*TASK REQUIREMENTS:*
Wherever the word "Республики" appears in the entries, copy the whole line.
[Start of DATA SHOWN]
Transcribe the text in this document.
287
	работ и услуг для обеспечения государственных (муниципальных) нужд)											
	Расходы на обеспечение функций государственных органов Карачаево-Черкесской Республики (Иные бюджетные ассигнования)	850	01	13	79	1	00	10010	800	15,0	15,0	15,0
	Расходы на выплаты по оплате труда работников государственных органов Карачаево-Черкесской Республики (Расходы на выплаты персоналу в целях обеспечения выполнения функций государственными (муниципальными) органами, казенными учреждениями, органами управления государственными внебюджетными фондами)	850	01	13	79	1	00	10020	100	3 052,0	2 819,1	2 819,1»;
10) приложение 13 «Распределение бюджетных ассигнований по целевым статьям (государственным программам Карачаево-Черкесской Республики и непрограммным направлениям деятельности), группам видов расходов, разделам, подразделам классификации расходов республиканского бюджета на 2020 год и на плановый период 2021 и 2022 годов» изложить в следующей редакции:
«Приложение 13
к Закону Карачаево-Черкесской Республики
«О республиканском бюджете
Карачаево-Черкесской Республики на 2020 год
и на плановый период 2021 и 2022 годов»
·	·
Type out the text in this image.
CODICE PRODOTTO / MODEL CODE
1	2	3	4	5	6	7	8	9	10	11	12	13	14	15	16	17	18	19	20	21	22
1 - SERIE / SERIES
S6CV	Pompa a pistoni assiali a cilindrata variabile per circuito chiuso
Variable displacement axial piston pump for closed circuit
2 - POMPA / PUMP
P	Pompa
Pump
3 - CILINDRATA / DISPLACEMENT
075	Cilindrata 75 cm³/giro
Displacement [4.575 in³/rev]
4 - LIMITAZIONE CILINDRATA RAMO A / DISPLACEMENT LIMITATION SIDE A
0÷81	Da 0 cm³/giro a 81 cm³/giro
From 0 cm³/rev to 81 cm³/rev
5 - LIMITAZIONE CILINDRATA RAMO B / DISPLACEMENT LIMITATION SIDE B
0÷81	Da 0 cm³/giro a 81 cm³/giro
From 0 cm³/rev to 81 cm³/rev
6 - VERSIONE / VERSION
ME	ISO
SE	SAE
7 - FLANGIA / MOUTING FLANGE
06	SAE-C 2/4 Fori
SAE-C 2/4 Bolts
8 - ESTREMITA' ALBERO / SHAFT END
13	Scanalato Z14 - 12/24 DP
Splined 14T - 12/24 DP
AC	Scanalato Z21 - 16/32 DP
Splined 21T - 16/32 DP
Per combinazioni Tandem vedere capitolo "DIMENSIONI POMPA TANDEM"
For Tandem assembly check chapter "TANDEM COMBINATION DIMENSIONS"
[End of DATA SHOWN]
*RESPONSE TO THE EXERCISE:*
	Расходы на обеспечение функций государственных органов Карачаево-Черкесской Республики (Иные бюджетные ассигнования)	850	01	13	79	1	00	10010	800	15,0	15,0	15,0
	Расходы на выплаты по оплате труда работников государственных органов Карачаево-Черкесской Республики (Расходы на выплаты персоналу в целях обеспечения выполнения функций государственными (муниципальными) органами, казенными учреждениями, органами управления государственными внебюджетными фондами)	850	01	13	79	1	00	10020	100	3 052,0	2 819,1	2 819,1»;
10) приложение 13 «Распределение бюджетных ассигнований по целевым статьям (государственным программам Карачаево-Черкесской Республики и непрограммным направлениям деятельности), группам видов расходов, разделам, подразделам классификации расходов республиканского бюджета на 2020 год и на плановый период 2021 и 2022 годов» изложить в следующей редакции:
к Закону Карачаево-Черкесской Республики
Карачаево-Черкесской Республики на 2020 год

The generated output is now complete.